§ WRITTEN EXERCISE
Which lines of the items below contain the word "this"? Copy each of them.

+--

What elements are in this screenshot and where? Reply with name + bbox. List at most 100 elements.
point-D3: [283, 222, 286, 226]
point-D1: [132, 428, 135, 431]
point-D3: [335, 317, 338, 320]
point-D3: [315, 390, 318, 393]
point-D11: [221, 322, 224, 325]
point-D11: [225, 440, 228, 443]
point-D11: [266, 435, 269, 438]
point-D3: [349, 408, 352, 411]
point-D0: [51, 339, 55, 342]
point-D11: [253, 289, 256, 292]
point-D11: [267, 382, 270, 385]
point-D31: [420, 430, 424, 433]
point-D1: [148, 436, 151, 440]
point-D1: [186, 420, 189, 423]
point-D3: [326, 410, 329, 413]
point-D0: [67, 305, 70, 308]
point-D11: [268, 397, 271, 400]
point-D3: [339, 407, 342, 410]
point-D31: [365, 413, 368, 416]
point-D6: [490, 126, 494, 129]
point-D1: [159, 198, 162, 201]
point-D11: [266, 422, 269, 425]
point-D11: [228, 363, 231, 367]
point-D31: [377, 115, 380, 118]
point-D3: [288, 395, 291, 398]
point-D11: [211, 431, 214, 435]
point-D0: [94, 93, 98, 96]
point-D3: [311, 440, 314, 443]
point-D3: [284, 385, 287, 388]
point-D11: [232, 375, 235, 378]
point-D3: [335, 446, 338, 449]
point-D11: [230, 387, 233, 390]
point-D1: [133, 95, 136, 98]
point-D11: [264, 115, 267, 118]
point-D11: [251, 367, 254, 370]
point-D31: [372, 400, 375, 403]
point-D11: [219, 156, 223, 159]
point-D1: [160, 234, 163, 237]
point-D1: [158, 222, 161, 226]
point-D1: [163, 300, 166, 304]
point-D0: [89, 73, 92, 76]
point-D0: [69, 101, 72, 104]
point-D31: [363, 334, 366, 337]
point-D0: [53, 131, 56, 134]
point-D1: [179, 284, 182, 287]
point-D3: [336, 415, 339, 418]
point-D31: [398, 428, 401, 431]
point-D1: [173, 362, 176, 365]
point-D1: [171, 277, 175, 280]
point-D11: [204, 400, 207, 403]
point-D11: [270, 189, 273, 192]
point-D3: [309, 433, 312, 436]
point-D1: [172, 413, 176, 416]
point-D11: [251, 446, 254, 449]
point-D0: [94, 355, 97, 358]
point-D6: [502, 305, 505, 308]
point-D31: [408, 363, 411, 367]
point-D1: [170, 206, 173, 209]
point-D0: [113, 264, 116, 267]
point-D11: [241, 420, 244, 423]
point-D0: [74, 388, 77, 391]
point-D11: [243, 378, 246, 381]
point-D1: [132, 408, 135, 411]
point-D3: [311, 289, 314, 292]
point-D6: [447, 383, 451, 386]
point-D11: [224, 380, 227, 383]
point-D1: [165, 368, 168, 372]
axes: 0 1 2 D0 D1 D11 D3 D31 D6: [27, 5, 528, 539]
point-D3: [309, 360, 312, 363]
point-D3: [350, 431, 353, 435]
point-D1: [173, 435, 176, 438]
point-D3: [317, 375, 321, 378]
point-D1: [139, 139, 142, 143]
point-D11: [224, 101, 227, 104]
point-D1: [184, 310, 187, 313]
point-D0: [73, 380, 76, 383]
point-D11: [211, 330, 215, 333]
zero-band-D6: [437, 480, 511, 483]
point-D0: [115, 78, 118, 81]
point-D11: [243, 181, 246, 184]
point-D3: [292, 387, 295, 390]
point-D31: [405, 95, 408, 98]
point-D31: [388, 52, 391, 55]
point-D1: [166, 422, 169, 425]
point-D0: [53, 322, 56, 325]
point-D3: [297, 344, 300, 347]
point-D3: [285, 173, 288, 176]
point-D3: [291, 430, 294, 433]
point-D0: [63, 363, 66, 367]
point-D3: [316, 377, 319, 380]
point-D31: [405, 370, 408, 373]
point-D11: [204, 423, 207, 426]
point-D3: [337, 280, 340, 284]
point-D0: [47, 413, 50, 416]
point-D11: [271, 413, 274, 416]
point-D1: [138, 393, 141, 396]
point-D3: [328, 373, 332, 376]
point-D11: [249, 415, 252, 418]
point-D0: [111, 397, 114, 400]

+--

§ OUTPUT
What elements are in this screenshot and where? Reply with name + bbox. List at most 100 elements.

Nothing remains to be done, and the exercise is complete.